--- EXTRACT TO READ ---

Around the 1970s, Lebanese football was dominated by Nejmeh. This was a magnificent era for the club as they rose to become the country’s most popular team, drawing in fans from all corners and feeding them with success and silverware.
Having won the league in 1975, the legendary Pelé even arranged a friendly to play for them and over 50,000 fans attended. This game, however, only postponed one of the most heinous phases in Lebanese history. It was just a week later that the fun would stop as a bus shooting in the capital would take place that would signal the start of the long, drawn-out and bloody civil war.
Between 1975 to 1990, football was strongly limited in the country due to the violence and by the time it could return, the interest also suffered. Towards the end of the fighting, Ansar also won their first league title in 1988 and they wouldn’t stop there.
They would go on to win the league 10 more times in succession, setting a world record in the process and quickly becoming the country’s most successful outfit. This angered those tied with Nejmeh as they believed that their rivals’ success was largely due to bias from the FA and support from prominent financial backer, Rafic Hariri – a billionaire who was running to become the Prime Minister.
The post-war success for the green of Ansar was vast and in a country that had already been embroiled in great corruption over the years, Nejmeh’s crying calls against their bitter enemies would only echo away and eventually die. It was around this time that the rivalry would reach boiling point.
On one side of the city, there was a team reveling in their success with seemingly no one capable of stopping them and on the other, there was a team that knew they had the potential to stop the superpower but felt powerless themselves due to the strength of the opposition – a strength which wasn’t limited just to the football pitch.
But while Nejmeh cried foul over their rivals, it could be said that they had this coming. The club was undergoing vast changes at the time of Ansar’s success – changes which were often negatively affecting them. Poor recruitment, an aging team and frequent quarrels between top tiers of the club’s management wasn’t doing them any good and the results on the pitch were evident of that.
The club were a far cry from the machines they once were, but they still refused to accept that it was the internal management that was dragging the club through dirt. Their fans would take to the streets in the hope of getting government intervention to support them, but this was to no avail.

--- SUPPLIED RECORDS ---

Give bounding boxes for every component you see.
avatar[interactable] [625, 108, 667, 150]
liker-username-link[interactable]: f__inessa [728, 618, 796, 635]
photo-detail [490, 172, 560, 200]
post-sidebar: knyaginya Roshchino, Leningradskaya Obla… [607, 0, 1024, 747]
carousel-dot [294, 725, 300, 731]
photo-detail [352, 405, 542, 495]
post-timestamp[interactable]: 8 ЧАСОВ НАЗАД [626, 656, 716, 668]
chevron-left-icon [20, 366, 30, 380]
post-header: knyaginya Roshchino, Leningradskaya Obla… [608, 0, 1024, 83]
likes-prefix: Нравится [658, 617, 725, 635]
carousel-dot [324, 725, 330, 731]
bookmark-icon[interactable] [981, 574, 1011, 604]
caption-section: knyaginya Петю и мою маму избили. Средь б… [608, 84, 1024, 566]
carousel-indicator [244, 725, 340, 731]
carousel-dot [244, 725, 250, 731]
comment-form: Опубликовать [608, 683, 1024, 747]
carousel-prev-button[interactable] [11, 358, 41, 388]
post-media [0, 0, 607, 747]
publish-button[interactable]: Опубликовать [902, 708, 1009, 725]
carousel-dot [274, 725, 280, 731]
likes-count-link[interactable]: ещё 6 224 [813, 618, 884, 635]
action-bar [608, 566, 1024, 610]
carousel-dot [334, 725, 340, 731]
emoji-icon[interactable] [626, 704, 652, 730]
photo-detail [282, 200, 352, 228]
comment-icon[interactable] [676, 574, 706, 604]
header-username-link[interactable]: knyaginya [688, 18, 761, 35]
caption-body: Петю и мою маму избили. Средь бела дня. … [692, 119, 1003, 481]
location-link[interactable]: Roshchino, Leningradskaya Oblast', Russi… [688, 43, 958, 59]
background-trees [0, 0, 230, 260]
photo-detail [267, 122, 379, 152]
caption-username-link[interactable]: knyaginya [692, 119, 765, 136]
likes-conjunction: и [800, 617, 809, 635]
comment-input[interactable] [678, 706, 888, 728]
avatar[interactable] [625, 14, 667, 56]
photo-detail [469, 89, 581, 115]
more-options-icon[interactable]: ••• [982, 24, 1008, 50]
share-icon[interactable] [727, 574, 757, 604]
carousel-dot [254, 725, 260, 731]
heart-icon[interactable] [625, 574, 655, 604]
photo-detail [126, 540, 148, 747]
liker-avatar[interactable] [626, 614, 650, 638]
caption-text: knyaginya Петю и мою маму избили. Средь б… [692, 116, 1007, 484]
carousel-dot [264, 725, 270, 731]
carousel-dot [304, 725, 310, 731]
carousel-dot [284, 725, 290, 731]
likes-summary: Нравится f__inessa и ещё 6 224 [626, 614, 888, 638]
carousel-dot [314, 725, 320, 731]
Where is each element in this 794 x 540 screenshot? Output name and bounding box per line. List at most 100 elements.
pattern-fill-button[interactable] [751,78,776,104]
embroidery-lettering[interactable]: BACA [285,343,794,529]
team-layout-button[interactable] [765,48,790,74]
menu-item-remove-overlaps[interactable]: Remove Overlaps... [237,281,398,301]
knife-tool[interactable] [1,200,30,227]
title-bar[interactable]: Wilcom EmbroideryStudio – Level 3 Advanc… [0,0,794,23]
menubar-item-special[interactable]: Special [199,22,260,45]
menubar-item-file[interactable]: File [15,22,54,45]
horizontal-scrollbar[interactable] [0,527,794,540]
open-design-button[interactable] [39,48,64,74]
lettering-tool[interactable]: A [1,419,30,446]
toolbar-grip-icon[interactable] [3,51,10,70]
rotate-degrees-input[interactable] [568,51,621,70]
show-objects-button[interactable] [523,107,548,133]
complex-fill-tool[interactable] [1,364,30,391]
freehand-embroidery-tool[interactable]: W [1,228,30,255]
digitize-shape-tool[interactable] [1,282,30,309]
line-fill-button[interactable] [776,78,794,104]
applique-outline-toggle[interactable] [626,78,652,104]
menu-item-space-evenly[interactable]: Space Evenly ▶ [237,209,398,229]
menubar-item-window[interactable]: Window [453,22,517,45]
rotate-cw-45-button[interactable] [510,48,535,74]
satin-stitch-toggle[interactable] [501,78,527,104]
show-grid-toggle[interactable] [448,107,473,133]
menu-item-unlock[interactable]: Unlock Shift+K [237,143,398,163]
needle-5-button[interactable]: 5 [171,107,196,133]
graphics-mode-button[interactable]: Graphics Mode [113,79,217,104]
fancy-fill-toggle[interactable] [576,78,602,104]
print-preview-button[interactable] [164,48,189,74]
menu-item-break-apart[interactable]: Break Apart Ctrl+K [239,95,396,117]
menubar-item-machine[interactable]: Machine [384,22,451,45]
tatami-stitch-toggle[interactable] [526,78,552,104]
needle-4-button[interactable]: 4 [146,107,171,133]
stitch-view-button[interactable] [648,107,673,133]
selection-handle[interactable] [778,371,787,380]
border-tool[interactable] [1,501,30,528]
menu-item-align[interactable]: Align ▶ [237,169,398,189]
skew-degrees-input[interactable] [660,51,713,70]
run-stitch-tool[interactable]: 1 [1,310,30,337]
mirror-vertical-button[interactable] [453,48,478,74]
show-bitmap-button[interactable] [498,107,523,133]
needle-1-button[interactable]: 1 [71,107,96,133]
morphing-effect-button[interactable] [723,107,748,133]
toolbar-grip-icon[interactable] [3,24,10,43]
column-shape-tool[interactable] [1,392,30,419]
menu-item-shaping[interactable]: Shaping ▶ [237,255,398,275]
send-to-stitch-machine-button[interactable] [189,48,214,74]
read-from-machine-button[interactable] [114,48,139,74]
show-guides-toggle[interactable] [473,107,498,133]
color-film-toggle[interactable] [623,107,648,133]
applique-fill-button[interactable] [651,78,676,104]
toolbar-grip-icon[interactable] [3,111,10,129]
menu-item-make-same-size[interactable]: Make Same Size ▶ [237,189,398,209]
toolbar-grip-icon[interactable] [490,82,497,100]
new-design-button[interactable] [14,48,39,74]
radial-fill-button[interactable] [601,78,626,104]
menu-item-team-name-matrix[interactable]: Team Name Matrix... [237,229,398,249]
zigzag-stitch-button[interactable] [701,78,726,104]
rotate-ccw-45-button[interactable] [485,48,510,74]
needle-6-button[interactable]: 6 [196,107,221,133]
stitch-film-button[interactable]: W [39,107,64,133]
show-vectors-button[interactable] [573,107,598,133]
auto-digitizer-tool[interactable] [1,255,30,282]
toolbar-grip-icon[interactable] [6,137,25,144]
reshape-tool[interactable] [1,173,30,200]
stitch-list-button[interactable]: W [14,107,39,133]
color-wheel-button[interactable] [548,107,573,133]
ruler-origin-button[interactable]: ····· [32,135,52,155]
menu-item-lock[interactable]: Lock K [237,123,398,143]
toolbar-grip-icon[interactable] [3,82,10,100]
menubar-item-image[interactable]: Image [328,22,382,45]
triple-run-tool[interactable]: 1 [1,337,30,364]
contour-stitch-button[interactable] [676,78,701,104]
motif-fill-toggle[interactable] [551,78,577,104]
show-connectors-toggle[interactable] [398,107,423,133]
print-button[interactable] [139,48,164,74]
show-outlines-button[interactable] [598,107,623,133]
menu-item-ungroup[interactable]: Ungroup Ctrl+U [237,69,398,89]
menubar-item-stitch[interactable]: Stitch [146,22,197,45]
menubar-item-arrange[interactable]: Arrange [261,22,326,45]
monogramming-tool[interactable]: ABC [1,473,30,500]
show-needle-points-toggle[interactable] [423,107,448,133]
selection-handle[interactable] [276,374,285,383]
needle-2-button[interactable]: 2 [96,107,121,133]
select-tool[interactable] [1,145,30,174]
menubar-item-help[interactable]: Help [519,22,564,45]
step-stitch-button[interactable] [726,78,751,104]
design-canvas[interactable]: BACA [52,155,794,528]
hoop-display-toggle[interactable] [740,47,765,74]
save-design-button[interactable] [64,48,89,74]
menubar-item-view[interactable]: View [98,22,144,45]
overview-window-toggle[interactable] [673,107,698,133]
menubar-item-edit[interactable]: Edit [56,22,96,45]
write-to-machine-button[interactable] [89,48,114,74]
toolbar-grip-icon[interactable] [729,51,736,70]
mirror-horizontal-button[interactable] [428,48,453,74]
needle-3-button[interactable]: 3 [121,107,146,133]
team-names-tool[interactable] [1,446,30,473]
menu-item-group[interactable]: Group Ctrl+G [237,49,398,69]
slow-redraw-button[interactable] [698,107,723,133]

---

TO-DO LIST:
1. Translate this sentence from the passage on Lebanese football into Spanish: "Their fans would take to the streets in the hope of getting government intervention to support them, but this was to no avail."
2. Format the entries as a JSON list of strings with one string per line, leaving out blank lines. Begin with the first line of the entries and continue through the line containing "photo-detail [126, 540, 148, 747]", including only those lines.
The text and the entries have no connection to each other.

ANSWERS TO THE EXERCISES:
1. Sus aficionados salían a las calles con la esperanza de conseguir la intervención del gobierno para que los apoyara, pero fue en vano.

2.
[
  "Give bounding boxes for every component you see.",
  "avatar[interactable] [625, 108, 667, 150]",
  "liker-username-link[interactable]: f__inessa [728, 618, 796, 635]",
  "photo-detail [490, 172, 560, 200]",
  "post-sidebar: knyaginya Roshchino, Leningradskaya Obla… [607, 0, 1024, 747]",
  "carousel-dot [294, 725, 300, 731]",
  "photo-detail [352, 405, 542, 495]",
  "post-timestamp[interactable]: 8 ЧАСОВ НАЗАД [626, 656, 716, 668]",
  "chevron-left-icon [20, 366, 30, 380]",
  "post-header: knyaginya Roshchino, Leningradskaya Obla… [608, 0, 1024, 83]",
  "likes-prefix: Нравится [658, 617, 725, 635]",
  "carousel-dot [324, 725, 330, 731]",
  "bookmark-icon[interactable] [981, 574, 1011, 604]",
  "caption-section: knyaginya Петю и мою маму избили. Средь б… [608, 84, 1024, 566]",
  "carousel-indicator [244, 725, 340, 731]",
  "carousel-dot [244, 725, 250, 731]",
  "comment-form: Опубликовать [608, 683, 1024, 747]",
  "carousel-prev-button[interactable] [11, 358, 41, 388]",
  "post-media [0, 0, 607, 747]",
  "publish-button[interactable]: Опубликовать [902, 708, 1009, 725]",
  "carousel-dot [274, 725, 280, 731]",
  "likes-count-link[interactable]: ещё 6 224 [813, 618, 884, 635]",
  "action-bar [608, 566, 1024, 610]",
  "carousel-dot [334, 725, 340, 731]",
  "emoji-icon[interactable] [626, 704, 652, 730]",
  "photo-detail [282, 200, 352, 228]",
  "comment-icon[interactable] [676, 574, 706, 604]",
  "header-username-link[interactable]: knyaginya [688, 18, 761, 35]",
  "caption-body: Петю и мою маму избили. Средь бела дня. … [692, 119, 1003, 481]",
  "location-link[interactable]: Roshchino, Leningradskaya Oblast', Russi… [688, 43, 958, 59]",
  "background-trees [0, 0, 230, 260]",
  "photo-detail [267, 122, 379, 152]",
  "caption-username-link[interactable]: knyaginya [692, 119, 765, 136]",
  "likes-conjunction: и [800, 617, 809, 635]",
  "comment-input[interactable] [678, 706, 888, 728]",
  "avatar[interactable] [625, 14, 667, 56]",
  "photo-detail [469, 89, 581, 115]",
  "more-options-icon[interactable]: ••• [982, 24, 1008, 50]",
  "share-icon[interactable] [727, 574, 757, 604]",
  "carousel-dot [254, 725, 260, 731]",
  "heart-icon[interactable] [625, 574, 655, 604]",
  "photo-detail [126, 540, 148, 747]"
]